DIRECTIONS FOR THIS TASK: Extract each line bearing the word "Subsidy".

───── INPUT MATERIAL

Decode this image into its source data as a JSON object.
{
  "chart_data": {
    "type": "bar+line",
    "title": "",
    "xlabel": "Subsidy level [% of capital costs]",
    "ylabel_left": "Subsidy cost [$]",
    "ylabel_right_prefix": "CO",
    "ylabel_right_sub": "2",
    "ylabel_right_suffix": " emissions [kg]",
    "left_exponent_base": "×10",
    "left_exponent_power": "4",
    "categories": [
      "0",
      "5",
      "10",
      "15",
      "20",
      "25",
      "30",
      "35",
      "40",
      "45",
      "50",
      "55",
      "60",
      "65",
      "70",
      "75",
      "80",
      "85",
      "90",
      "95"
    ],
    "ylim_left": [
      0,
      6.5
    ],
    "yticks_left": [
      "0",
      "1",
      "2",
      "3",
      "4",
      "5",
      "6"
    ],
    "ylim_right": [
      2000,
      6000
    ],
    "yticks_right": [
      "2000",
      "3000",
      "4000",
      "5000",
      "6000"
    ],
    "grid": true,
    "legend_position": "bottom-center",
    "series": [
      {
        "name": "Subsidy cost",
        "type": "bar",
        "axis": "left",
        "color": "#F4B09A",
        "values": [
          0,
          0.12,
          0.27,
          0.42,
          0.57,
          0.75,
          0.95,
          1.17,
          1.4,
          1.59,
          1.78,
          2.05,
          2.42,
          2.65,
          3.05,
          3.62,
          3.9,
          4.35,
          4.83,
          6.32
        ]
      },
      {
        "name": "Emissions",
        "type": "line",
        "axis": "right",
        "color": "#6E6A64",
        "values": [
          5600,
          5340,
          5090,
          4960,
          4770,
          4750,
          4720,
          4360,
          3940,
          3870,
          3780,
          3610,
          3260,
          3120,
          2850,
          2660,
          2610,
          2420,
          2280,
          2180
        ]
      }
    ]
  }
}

──────────

RESPONSE BELOW:
    "xlabel": "Subsidy level [% of capital costs]",
    "ylabel_left": "Subsidy cost [$]",
        "name": "Subsidy cost",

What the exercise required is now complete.